───── The data ─────
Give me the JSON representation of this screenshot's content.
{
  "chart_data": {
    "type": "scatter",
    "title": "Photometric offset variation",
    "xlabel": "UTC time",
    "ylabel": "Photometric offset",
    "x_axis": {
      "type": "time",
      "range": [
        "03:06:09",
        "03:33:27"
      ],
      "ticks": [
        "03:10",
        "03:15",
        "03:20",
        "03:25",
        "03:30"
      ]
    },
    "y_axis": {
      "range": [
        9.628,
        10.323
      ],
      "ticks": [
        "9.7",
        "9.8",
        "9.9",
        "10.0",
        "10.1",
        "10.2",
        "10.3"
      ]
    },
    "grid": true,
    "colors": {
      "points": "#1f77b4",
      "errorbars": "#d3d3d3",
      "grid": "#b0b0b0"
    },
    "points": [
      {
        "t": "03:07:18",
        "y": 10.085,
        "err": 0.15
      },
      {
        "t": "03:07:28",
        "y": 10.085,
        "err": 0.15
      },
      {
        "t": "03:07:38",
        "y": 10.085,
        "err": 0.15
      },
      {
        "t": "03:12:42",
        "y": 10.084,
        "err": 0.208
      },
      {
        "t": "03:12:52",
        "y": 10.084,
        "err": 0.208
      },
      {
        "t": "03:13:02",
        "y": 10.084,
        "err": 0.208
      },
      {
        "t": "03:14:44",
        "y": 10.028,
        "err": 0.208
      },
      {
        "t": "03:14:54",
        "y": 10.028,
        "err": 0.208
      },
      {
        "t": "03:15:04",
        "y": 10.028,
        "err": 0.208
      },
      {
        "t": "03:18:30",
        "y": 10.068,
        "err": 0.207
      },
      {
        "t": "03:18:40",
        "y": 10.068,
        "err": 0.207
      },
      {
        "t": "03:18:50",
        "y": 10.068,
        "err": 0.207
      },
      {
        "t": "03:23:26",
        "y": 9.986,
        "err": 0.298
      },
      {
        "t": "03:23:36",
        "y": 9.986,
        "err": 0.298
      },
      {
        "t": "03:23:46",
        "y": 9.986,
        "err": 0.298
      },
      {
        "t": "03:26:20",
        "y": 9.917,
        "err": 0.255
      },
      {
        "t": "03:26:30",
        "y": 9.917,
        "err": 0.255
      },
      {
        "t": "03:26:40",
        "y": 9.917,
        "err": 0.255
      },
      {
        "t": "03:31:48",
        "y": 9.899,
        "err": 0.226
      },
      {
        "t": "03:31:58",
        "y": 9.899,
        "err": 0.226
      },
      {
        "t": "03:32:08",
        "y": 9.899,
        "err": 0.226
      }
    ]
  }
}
─────
— Problem description —
Repeat the material above in full, exactly as it stands.

— Task solution —
Give me the JSON representation of this screenshot's content.
{
  "chart_data": {
    "type": "scatter",
    "title": "Photometric offset variation",
    "xlabel": "UTC time",
    "ylabel": "Photometric offset",
    "x_axis": {
      "type": "time",
      "range": [
        "03:06:09",
        "03:33:27"
      ],
      "ticks": [
        "03:10",
        "03:15",
        "03:20",
        "03:25",
        "03:30"
      ]
    },
    "y_axis": {
      "range": [
        9.628,
        10.323
      ],
      "ticks": [
        "9.7",
        "9.8",
        "9.9",
        "10.0",
        "10.1",
        "10.2",
        "10.3"
      ]
    },
    "grid": true,
    "colors": {
      "points": "#1f77b4",
      "errorbars": "#d3d3d3",
      "grid": "#b0b0b0"
    },
    "points": [
      {
        "t": "03:07:18",
        "y": 10.085,
        "err": 0.15
      },
      {
        "t": "03:07:28",
        "y": 10.085,
        "err": 0.15
      },
      {
        "t": "03:07:38",
        "y": 10.085,
        "err": 0.15
      },
      {
        "t": "03:12:42",
        "y": 10.084,
        "err": 0.208
      },
      {
        "t": "03:12:52",
        "y": 10.084,
        "err": 0.208
      },
      {
        "t": "03:13:02",
        "y": 10.084,
        "err": 0.208
      },
      {
        "t": "03:14:44",
        "y": 10.028,
        "err": 0.208
      },
      {
        "t": "03:14:54",
        "y": 10.028,
        "err": 0.208
      },
      {
        "t": "03:15:04",
        "y": 10.028,
        "err": 0.208
      },
      {
        "t": "03:18:30",
        "y": 10.068,
        "err": 0.207
      },
      {
        "t": "03:18:40",
        "y": 10.068,
        "err": 0.207
      },
      {
        "t": "03:18:50",
        "y": 10.068,
        "err": 0.207
      },
      {
        "t": "03:23:26",
        "y": 9.986,
        "err": 0.298
      },
      {
        "t": "03:23:36",
        "y": 9.986,
        "err": 0.298
      },
      {
        "t": "03:23:46",
        "y": 9.986,
        "err": 0.298
      },
      {
        "t": "03:26:20",
        "y": 9.917,
        "err": 0.255
      },
      {
        "t": "03:26:30",
        "y": 9.917,
        "err": 0.255
      },
      {
        "t": "03:26:40",
        "y": 9.917,
        "err": 0.255
      },
      {
        "t": "03:31:48",
        "y": 9.899,
        "err": 0.226
      },
      {
        "t": "03:31:58",
        "y": 9.899,
        "err": 0.226
      },
      {
        "t": "03:32:08",
        "y": 9.899,
        "err": 0.226
      }
    ]
  }
}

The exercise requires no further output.